#### SHORT TASK:
Reproduce every entry in the listing without alteration.

#### DATA EXTRACT:
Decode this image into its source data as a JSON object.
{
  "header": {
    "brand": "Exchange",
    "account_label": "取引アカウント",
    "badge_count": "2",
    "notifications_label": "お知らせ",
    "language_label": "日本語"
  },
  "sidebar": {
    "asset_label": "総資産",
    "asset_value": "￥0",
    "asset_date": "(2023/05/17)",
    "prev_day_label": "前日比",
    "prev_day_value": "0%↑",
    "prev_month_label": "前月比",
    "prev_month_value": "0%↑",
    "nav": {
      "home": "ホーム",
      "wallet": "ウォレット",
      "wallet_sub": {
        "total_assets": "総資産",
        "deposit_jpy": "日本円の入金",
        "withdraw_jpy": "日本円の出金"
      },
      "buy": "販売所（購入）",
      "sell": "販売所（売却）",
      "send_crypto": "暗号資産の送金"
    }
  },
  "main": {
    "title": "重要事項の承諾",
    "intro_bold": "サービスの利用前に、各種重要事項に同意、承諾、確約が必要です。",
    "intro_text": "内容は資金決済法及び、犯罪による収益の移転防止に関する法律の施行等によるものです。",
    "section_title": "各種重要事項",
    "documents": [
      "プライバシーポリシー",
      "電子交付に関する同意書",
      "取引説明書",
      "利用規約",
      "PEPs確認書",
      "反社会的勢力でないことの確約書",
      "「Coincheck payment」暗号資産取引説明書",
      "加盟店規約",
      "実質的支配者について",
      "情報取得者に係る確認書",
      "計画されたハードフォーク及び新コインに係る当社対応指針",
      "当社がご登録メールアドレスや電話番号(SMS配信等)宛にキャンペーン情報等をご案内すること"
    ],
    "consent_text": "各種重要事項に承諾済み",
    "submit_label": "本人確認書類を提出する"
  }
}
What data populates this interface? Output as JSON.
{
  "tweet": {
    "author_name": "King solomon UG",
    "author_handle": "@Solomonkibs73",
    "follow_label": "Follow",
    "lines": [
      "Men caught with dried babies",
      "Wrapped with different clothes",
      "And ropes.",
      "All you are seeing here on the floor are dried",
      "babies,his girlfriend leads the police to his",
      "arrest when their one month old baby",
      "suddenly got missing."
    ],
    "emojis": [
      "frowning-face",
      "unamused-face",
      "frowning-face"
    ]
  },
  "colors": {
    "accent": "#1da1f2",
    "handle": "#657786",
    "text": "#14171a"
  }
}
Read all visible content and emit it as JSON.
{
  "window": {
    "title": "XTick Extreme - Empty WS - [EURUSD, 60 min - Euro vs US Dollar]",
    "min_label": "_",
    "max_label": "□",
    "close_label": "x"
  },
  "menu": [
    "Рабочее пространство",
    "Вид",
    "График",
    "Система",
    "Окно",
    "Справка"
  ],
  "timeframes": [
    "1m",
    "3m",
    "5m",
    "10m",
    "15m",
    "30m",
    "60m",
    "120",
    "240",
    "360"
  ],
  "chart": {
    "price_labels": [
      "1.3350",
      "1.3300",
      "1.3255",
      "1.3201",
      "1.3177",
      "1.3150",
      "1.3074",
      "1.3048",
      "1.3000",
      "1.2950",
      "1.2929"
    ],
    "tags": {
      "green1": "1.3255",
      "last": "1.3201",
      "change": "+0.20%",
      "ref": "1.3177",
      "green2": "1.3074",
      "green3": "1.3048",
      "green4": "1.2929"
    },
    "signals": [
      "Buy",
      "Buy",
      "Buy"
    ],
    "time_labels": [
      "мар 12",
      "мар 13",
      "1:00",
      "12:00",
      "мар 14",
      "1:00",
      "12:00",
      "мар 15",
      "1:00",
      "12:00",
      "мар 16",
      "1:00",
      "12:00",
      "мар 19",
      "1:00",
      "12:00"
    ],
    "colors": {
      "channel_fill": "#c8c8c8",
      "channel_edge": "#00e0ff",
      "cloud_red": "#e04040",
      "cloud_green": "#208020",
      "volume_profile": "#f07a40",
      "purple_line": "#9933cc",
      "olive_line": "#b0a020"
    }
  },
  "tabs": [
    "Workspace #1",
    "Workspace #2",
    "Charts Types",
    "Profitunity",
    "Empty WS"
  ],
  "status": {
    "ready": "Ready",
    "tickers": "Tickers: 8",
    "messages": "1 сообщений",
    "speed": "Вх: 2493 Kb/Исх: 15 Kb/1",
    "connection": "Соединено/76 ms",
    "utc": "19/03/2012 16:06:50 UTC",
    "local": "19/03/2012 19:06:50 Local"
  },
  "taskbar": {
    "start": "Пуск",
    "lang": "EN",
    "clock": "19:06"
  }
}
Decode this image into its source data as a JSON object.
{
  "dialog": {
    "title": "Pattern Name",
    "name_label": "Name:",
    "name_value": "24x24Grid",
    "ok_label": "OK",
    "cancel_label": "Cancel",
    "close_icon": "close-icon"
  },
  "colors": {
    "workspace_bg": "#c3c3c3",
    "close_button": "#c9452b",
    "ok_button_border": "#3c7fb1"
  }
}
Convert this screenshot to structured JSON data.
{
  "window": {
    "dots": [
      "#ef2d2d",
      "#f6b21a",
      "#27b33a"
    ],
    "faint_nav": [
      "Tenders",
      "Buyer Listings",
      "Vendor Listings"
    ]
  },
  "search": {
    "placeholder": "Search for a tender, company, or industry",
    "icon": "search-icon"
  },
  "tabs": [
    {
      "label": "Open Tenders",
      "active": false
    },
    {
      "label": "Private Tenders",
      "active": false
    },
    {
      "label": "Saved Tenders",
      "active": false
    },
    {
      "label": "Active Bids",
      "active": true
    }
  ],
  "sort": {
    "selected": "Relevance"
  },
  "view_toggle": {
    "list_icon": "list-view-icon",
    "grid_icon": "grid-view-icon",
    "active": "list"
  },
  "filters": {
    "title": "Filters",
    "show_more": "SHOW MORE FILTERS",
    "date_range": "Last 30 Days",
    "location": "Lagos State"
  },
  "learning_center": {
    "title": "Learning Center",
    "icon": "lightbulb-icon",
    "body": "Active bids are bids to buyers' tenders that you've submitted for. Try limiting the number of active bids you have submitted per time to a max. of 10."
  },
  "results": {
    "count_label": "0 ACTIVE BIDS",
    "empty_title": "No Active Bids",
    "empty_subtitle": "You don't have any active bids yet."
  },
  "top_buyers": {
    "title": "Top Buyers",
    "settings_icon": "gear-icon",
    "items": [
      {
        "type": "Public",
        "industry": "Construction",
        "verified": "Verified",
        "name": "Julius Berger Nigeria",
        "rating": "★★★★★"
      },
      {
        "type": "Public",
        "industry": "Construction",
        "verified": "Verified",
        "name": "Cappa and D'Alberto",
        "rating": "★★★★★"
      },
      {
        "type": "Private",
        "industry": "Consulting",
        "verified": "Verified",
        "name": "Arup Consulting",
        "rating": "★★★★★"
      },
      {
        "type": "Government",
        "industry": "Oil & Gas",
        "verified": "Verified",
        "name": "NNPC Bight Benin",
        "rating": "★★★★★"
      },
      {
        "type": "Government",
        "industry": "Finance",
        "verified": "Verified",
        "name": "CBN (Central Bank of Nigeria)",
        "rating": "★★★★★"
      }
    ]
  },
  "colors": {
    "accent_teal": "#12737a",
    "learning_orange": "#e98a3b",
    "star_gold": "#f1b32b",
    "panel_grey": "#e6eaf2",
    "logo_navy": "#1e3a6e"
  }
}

#### THE RESPONSE:
Decode this image into its source data as a JSON object.
{
  "header": {
    "brand": "Exchange",
    "account_label": "取引アカウント",
    "badge_count": "2",
    "notifications_label": "お知らせ",
    "language_label": "日本語"
  },
  "sidebar": {
    "asset_label": "総資産",
    "asset_value": "￥0",
    "asset_date": "(2023/05/17)",
    "prev_day_label": "前日比",
    "prev_day_value": "0%↑",
    "prev_month_label": "前月比",
    "prev_month_value": "0%↑",
    "nav": {
      "home": "ホーム",
      "wallet": "ウォレット",
      "wallet_sub": {
        "total_assets": "総資産",
        "deposit_jpy": "日本円の入金",
        "withdraw_jpy": "日本円の出金"
      },
      "buy": "販売所（購入）",
      "sell": "販売所（売却）",
      "send_crypto": "暗号資産の送金"
    }
  },
  "main": {
    "title": "重要事項の承諾",
    "intro_bold": "サービスの利用前に、各種重要事項に同意、承諾、確約が必要です。",
    "intro_text": "内容は資金決済法及び、犯罪による収益の移転防止に関する法律の施行等によるものです。",
    "section_title": "各種重要事項",
    "documents": [
      "プライバシーポリシー",
      "電子交付に関する同意書",
      "取引説明書",
      "利用規約",
      "PEPs確認書",
      "反社会的勢力でないことの確約書",
      "「Coincheck payment」暗号資産取引説明書",
      "加盟店規約",
      "実質的支配者について",
      "情報取得者に係る確認書",
      "計画されたハードフォーク及び新コインに係る当社対応指針",
      "当社がご登録メールアドレスや電話番号(SMS配信等)宛にキャンペーン情報等をご案内すること"
    ],
    "consent_text": "各種重要事項に承諾済み",
    "submit_label": "本人確認書類を提出する"
  }
}
What data populates this interface? Output as JSON.
{
  "tweet": {
    "author_name": "King solomon UG",
    "author_handle": "@Solomonkibs73",
    "follow_label": "Follow",
    "lines": [
      "Men caught with dried babies",
      "Wrapped with different clothes",
      "And ropes.",
      "All you are seeing here on the floor are dried",
      "babies,his girlfriend leads the police to his",
      "arrest when their one month old baby",
      "suddenly got missing."
    ],
    "emojis": [
      "frowning-face",
      "unamused-face",
      "frowning-face"
    ]
  },
  "colors": {
    "accent": "#1da1f2",
    "handle": "#657786",
    "text": "#14171a"
  }
}
Read all visible content and emit it as JSON.
{
  "window": {
    "title": "XTick Extreme - Empty WS - [EURUSD, 60 min - Euro vs US Dollar]",
    "min_label": "_",
    "max_label": "□",
    "close_label": "x"
  },
  "menu": [
    "Рабочее пространство",
    "Вид",
    "График",
    "Система",
    "Окно",
    "Справка"
  ],
  "timeframes": [
    "1m",
    "3m",
    "5m",
    "10m",
    "15m",
    "30m",
    "60m",
    "120",
    "240",
    "360"
  ],
  "chart": {
    "price_labels": [
      "1.3350",
      "1.3300",
      "1.3255",
      "1.3201",
      "1.3177",
      "1.3150",
      "1.3074",
      "1.3048",
      "1.3000",
      "1.2950",
      "1.2929"
    ],
    "tags": {
      "green1": "1.3255",
      "last": "1.3201",
      "change": "+0.20%",
      "ref": "1.3177",
      "green2": "1.3074",
      "green3": "1.3048",
      "green4": "1.2929"
    },
    "signals": [
      "Buy",
      "Buy",
      "Buy"
    ],
    "time_labels": [
      "мар 12",
      "мар 13",
      "1:00",
      "12:00",
      "мар 14",
      "1:00",
      "12:00",
      "мар 15",
      "1:00",
      "12:00",
      "мар 16",
      "1:00",
      "12:00",
      "мар 19",
      "1:00",
      "12:00"
    ],
    "colors": {
      "channel_fill": "#c8c8c8",
      "channel_edge": "#00e0ff",
      "cloud_red": "#e04040",
      "cloud_green": "#208020",
      "volume_profile": "#f07a40",
      "purple_line": "#9933cc",
      "olive_line": "#b0a020"
    }
  },
  "tabs": [
    "Workspace #1",
    "Workspace #2",
    "Charts Types",
    "Profitunity",
    "Empty WS"
  ],
  "status": {
    "ready": "Ready",
    "tickers": "Tickers: 8",
    "messages": "1 сообщений",
    "speed": "Вх: 2493 Kb/Исх: 15 Kb/1",
    "connection": "Соединено/76 ms",
    "utc": "19/03/2012 16:06:50 UTC",
    "local": "19/03/2012 19:06:50 Local"
  },
  "taskbar": {
    "start": "Пуск",
    "lang": "EN",
    "clock": "19:06"
  }
}
Decode this image into its source data as a JSON object.
{
  "dialog": {
    "title": "Pattern Name",
    "name_label": "Name:",
    "name_value": "24x24Grid",
    "ok_label": "OK",
    "cancel_label": "Cancel",
    "close_icon": "close-icon"
  },
  "colors": {
    "workspace_bg": "#c3c3c3",
    "close_button": "#c9452b",
    "ok_button_border": "#3c7fb1"
  }
}
Convert this screenshot to structured JSON data.
{
  "window": {
    "dots": [
      "#ef2d2d",
      "#f6b21a",
      "#27b33a"
    ],
    "faint_nav": [
      "Tenders",
      "Buyer Listings",
      "Vendor Listings"
    ]
  },
  "search": {
    "placeholder": "Search for a tender, company, or industry",
    "icon": "search-icon"
  },
  "tabs": [
    {
      "label": "Open Tenders",
      "active": false
    },
    {
      "label": "Private Tenders",
      "active": false
    },
    {
      "label": "Saved Tenders",
      "active": false
    },
    {
      "label": "Active Bids",
      "active": true
    }
  ],
  "sort": {
    "selected": "Relevance"
  },
  "view_toggle": {
    "list_icon": "list-view-icon",
    "grid_icon": "grid-view-icon",
    "active": "list"
  },
  "filters": {
    "title": "Filters",
    "show_more": "SHOW MORE FILTERS",
    "date_range": "Last 30 Days",
    "location": "Lagos State"
  },
  "learning_center": {
    "title": "Learning Center",
    "icon": "lightbulb-icon",
    "body": "Active bids are bids to buyers' tenders that you've submitted for. Try limiting the number of active bids you have submitted per time to a max. of 10."
  },
  "results": {
    "count_label": "0 ACTIVE BIDS",
    "empty_title": "No Active Bids",
    "empty_subtitle": "You don't have any active bids yet."
  },
  "top_buyers": {
    "title": "Top Buyers",
    "settings_icon": "gear-icon",
    "items": [
      {
        "type": "Public",
        "industry": "Construction",
        "verified": "Verified",
        "name": "Julius Berger Nigeria",
        "rating": "★★★★★"
      },
      {
        "type": "Public",
        "industry": "Construction",
        "verified": "Verified",
        "name": "Cappa and D'Alberto",
        "rating": "★★★★★"
      },
      {
        "type": "Private",
        "industry": "Consulting",
        "verified": "Verified",
        "name": "Arup Consulting",
        "rating": "★★★★★"
      },
      {
        "type": "Government",
        "industry": "Oil & Gas",
        "verified": "Verified",
        "name": "NNPC Bight Benin",
        "rating": "★★★★★"
      },
      {
        "type": "Government",
        "industry": "Finance",
        "verified": "Verified",
        "name": "CBN (Central Bank of Nigeria)",
        "rating": "★★★★★"
      }
    ]
  },
  "colors": {
    "accent_teal": "#12737a",
    "learning_orange": "#e98a3b",
    "star_gold": "#f1b32b",
    "panel_grey": "#e6eaf2",
    "logo_navy": "#1e3a6e"
  }
}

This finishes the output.